## What you need to do
Copy the material below, changing every "point" to "marker" and leaving everything else as it is.

## Record extracts

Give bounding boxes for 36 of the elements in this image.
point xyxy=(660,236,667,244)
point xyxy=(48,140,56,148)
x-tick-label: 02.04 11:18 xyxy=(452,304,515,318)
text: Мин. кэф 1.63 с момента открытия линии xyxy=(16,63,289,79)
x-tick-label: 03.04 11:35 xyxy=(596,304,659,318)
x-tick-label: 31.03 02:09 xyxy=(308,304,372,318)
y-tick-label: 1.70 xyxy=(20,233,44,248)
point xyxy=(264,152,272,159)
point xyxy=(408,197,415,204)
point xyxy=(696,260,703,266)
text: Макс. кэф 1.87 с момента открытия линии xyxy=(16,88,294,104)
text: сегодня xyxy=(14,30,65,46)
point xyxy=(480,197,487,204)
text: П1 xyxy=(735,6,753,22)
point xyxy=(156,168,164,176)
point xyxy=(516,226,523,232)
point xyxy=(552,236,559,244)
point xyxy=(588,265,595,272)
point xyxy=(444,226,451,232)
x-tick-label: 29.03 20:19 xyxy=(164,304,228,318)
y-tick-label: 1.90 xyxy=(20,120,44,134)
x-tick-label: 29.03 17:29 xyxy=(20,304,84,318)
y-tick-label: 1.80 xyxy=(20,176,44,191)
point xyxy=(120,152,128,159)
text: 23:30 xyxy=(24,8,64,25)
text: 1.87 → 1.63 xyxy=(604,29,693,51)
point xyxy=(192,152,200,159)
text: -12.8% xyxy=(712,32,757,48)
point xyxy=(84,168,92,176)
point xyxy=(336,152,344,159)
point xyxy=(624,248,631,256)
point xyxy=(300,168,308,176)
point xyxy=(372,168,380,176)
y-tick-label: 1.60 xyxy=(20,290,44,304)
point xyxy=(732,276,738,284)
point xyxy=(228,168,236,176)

## Written response
Give bounding boxes for 36 of the elements in this image.
marker xyxy=(660,236,667,244)
marker xyxy=(48,140,56,148)
x-tick-label: 02.04 11:18 xyxy=(452,304,515,318)
text: Мин. кэф 1.63 с момента открытия линии xyxy=(16,63,289,79)
x-tick-label: 03.04 11:35 xyxy=(596,304,659,318)
x-tick-label: 31.03 02:09 xyxy=(308,304,372,318)
y-tick-label: 1.70 xyxy=(20,233,44,248)
marker xyxy=(264,152,272,159)
marker xyxy=(408,197,415,204)
marker xyxy=(696,260,703,266)
text: Макс. кэф 1.87 с момента открытия линии xyxy=(16,88,294,104)
text: сегодня xyxy=(14,30,65,46)
marker xyxy=(480,197,487,204)
text: П1 xyxy=(735,6,753,22)
marker xyxy=(156,168,164,176)
marker xyxy=(516,226,523,232)
marker xyxy=(552,236,559,244)
marker xyxy=(588,265,595,272)
marker xyxy=(444,226,451,232)
x-tick-label: 29.03 20:19 xyxy=(164,304,228,318)
y-tick-label: 1.90 xyxy=(20,120,44,134)
x-tick-label: 29.03 17:29 xyxy=(20,304,84,318)
y-tick-label: 1.80 xyxy=(20,176,44,191)
marker xyxy=(120,152,128,159)
text: 23:30 xyxy=(24,8,64,25)
text: 1.87 → 1.63 xyxy=(604,29,693,51)
marker xyxy=(192,152,200,159)
text: -12.8% xyxy=(712,32,757,48)
marker xyxy=(84,168,92,176)
marker xyxy=(336,152,344,159)
marker xyxy=(624,248,631,256)
marker xyxy=(300,168,308,176)
marker xyxy=(372,168,380,176)
y-tick-label: 1.60 xyxy=(20,290,44,304)
marker xyxy=(732,276,738,284)
marker xyxy=(228,168,236,176)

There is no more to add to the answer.